All the data should be repeated exactly. Any image in it is left out.

### Exercise data
----

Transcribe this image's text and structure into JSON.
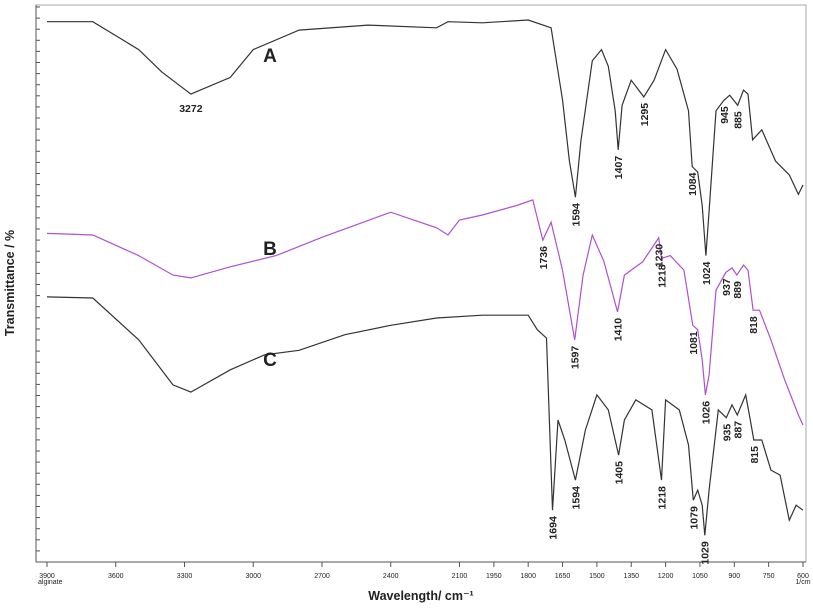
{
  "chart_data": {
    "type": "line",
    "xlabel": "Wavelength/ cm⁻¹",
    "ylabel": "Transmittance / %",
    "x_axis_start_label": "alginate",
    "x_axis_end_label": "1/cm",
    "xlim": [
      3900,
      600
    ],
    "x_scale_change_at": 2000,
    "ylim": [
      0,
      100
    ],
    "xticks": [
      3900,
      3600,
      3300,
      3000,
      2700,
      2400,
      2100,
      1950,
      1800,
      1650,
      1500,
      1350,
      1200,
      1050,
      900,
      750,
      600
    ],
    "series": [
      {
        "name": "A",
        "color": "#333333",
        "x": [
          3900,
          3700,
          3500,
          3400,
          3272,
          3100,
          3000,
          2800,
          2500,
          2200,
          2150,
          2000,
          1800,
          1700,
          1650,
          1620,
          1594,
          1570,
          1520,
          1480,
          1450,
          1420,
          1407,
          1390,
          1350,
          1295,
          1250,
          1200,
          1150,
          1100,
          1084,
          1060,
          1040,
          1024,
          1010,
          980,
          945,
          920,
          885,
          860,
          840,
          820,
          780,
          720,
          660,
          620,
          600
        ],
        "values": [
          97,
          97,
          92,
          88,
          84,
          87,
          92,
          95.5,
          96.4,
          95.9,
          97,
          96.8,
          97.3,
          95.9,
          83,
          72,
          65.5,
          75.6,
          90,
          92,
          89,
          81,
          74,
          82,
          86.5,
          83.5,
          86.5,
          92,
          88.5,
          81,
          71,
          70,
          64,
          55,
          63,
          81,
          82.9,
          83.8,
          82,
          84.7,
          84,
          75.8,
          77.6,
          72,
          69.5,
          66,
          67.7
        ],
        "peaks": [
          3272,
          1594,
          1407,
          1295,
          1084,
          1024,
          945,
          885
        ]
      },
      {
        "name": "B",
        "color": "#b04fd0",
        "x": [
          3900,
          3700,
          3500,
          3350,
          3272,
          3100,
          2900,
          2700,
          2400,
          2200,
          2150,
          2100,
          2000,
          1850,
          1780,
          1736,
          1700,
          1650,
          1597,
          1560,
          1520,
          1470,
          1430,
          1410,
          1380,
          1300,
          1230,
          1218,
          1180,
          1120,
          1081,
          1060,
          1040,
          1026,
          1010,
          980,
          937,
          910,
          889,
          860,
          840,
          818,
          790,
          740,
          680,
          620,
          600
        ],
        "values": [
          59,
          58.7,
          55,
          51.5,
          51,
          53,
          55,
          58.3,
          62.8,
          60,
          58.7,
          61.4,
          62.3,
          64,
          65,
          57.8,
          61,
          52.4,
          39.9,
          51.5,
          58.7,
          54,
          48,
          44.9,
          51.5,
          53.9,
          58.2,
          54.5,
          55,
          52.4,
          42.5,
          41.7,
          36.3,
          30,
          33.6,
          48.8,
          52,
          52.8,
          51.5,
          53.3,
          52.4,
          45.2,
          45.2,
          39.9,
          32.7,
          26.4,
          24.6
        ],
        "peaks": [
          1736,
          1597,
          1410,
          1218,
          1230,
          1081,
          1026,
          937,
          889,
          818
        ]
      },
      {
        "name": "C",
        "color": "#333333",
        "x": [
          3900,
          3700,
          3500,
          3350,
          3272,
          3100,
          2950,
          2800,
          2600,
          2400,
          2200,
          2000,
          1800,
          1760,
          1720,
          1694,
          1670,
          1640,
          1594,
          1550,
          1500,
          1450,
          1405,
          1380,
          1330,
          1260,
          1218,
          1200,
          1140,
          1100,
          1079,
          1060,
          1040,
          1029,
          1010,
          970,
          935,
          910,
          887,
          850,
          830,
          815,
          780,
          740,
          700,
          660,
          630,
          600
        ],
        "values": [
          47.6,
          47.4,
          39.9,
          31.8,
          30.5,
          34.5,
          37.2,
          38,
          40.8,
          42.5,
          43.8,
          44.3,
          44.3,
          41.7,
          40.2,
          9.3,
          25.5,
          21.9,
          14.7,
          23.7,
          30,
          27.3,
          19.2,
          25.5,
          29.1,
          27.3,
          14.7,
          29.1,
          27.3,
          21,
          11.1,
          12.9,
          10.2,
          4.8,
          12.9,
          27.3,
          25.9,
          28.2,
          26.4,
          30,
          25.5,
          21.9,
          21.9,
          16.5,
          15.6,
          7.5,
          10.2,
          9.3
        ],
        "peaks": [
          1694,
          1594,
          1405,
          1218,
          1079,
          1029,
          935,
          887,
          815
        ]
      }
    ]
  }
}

----

### Final answer
Transcribe this image's text and structure into JSON.
{
  "chart_data": {
    "type": "line",
    "xlabel": "Wavelength/ cm⁻¹",
    "ylabel": "Transmittance / %",
    "x_axis_start_label": "alginate",
    "x_axis_end_label": "1/cm",
    "xlim": [
      3900,
      600
    ],
    "x_scale_change_at": 2000,
    "ylim": [
      0,
      100
    ],
    "xticks": [
      3900,
      3600,
      3300,
      3000,
      2700,
      2400,
      2100,
      1950,
      1800,
      1650,
      1500,
      1350,
      1200,
      1050,
      900,
      750,
      600
    ],
    "series": [
      {
        "name": "A",
        "color": "#333333",
        "x": [
          3900,
          3700,
          3500,
          3400,
          3272,
          3100,
          3000,
          2800,
          2500,
          2200,
          2150,
          2000,
          1800,
          1700,
          1650,
          1620,
          1594,
          1570,
          1520,
          1480,
          1450,
          1420,
          1407,
          1390,
          1350,
          1295,
          1250,
          1200,
          1150,
          1100,
          1084,
          1060,
          1040,
          1024,
          1010,
          980,
          945,
          920,
          885,
          860,
          840,
          820,
          780,
          720,
          660,
          620,
          600
        ],
        "values": [
          97,
          97,
          92,
          88,
          84,
          87,
          92,
          95.5,
          96.4,
          95.9,
          97,
          96.8,
          97.3,
          95.9,
          83,
          72,
          65.5,
          75.6,
          90,
          92,
          89,
          81,
          74,
          82,
          86.5,
          83.5,
          86.5,
          92,
          88.5,
          81,
          71,
          70,
          64,
          55,
          63,
          81,
          82.9,
          83.8,
          82,
          84.7,
          84,
          75.8,
          77.6,
          72,
          69.5,
          66,
          67.7
        ],
        "peaks": [
          3272,
          1594,
          1407,
          1295,
          1084,
          1024,
          945,
          885
        ]
      },
      {
        "name": "B",
        "color": "#b04fd0",
        "x": [
          3900,
          3700,
          3500,
          3350,
          3272,
          3100,
          2900,
          2700,
          2400,
          2200,
          2150,
          2100,
          2000,
          1850,
          1780,
          1736,
          1700,
          1650,
          1597,
          1560,
          1520,
          1470,
          1430,
          1410,
          1380,
          1300,
          1230,
          1218,
          1180,
          1120,
          1081,
          1060,
          1040,
          1026,
          1010,
          980,
          937,
          910,
          889,
          860,
          840,
          818,
          790,
          740,
          680,
          620,
          600
        ],
        "values": [
          59,
          58.7,
          55,
          51.5,
          51,
          53,
          55,
          58.3,
          62.8,
          60,
          58.7,
          61.4,
          62.3,
          64,
          65,
          57.8,
          61,
          52.4,
          39.9,
          51.5,
          58.7,
          54,
          48,
          44.9,
          51.5,
          53.9,
          58.2,
          54.5,
          55,
          52.4,
          42.5,
          41.7,
          36.3,
          30,
          33.6,
          48.8,
          52,
          52.8,
          51.5,
          53.3,
          52.4,
          45.2,
          45.2,
          39.9,
          32.7,
          26.4,
          24.6
        ],
        "peaks": [
          1736,
          1597,
          1410,
          1218,
          1230,
          1081,
          1026,
          937,
          889,
          818
        ]
      },
      {
        "name": "C",
        "color": "#333333",
        "x": [
          3900,
          3700,
          3500,
          3350,
          3272,
          3100,
          2950,
          2800,
          2600,
          2400,
          2200,
          2000,
          1800,
          1760,
          1720,
          1694,
          1670,
          1640,
          1594,
          1550,
          1500,
          1450,
          1405,
          1380,
          1330,
          1260,
          1218,
          1200,
          1140,
          1100,
          1079,
          1060,
          1040,
          1029,
          1010,
          970,
          935,
          910,
          887,
          850,
          830,
          815,
          780,
          740,
          700,
          660,
          630,
          600
        ],
        "values": [
          47.6,
          47.4,
          39.9,
          31.8,
          30.5,
          34.5,
          37.2,
          38,
          40.8,
          42.5,
          43.8,
          44.3,
          44.3,
          41.7,
          40.2,
          9.3,
          25.5,
          21.9,
          14.7,
          23.7,
          30,
          27.3,
          19.2,
          25.5,
          29.1,
          27.3,
          14.7,
          29.1,
          27.3,
          21,
          11.1,
          12.9,
          10.2,
          4.8,
          12.9,
          27.3,
          25.9,
          28.2,
          26.4,
          30,
          25.5,
          21.9,
          21.9,
          16.5,
          15.6,
          7.5,
          10.2,
          9.3
        ],
        "peaks": [
          1694,
          1594,
          1405,
          1218,
          1079,
          1029,
          935,
          887,
          815
        ]
      }
    ]
  }
}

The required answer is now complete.